Dataset items
.....

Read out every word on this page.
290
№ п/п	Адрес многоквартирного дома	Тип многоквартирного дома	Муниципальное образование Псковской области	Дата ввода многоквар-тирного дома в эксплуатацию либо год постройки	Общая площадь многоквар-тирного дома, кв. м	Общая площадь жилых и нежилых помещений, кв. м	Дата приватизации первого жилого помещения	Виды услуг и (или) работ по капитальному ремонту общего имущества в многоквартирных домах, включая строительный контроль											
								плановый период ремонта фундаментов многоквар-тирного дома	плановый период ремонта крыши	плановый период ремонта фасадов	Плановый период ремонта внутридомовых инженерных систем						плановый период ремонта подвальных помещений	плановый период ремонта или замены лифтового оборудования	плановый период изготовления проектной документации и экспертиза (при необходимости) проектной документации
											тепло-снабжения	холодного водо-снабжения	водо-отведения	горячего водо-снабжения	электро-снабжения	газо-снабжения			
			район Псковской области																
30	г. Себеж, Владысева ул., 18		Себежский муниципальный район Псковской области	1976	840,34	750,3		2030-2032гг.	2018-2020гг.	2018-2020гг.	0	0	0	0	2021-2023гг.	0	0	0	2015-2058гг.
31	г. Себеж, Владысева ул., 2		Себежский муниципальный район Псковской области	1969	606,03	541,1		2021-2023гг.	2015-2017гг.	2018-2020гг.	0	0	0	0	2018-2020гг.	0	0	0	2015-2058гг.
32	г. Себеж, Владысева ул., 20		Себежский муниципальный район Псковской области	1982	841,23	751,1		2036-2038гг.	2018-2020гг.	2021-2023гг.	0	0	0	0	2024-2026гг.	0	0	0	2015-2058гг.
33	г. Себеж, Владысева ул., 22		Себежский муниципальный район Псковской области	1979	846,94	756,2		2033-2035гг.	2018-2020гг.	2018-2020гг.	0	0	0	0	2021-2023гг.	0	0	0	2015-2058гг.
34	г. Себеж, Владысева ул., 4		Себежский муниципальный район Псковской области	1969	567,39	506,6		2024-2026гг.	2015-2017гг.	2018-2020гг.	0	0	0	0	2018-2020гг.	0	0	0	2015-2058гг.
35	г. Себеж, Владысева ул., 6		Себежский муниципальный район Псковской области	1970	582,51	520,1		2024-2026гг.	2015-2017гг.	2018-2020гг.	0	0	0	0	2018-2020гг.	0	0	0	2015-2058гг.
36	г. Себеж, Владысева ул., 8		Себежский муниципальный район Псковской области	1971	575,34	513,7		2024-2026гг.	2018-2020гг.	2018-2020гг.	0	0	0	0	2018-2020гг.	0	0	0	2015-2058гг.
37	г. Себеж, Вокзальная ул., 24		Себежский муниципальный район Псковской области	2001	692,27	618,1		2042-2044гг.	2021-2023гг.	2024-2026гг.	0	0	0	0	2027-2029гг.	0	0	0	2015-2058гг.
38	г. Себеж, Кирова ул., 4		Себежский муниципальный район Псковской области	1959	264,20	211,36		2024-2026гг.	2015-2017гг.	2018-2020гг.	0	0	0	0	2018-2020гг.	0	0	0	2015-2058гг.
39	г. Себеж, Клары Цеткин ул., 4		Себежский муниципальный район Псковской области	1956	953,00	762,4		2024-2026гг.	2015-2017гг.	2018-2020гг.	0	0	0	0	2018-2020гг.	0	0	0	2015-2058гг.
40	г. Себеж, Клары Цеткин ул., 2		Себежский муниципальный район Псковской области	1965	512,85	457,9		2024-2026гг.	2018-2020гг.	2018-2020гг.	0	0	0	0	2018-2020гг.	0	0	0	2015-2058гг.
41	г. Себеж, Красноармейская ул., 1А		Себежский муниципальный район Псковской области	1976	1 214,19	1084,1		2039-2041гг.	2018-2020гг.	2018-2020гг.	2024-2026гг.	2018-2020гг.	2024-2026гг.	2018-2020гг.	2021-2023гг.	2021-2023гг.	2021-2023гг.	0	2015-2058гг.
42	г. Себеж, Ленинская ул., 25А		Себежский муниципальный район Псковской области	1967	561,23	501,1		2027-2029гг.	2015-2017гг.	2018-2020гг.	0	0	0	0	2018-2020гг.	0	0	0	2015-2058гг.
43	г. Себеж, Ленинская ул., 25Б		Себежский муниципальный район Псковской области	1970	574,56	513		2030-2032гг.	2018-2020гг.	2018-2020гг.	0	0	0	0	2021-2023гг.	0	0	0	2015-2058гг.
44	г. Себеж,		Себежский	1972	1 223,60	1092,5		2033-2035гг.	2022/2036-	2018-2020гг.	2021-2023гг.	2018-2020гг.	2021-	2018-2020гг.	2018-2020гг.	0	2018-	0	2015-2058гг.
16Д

.....

**EXERCISE DETAILS**. State only the count of lines above that hold the string "Ленинская".

**FINISHED ANSWER**. 2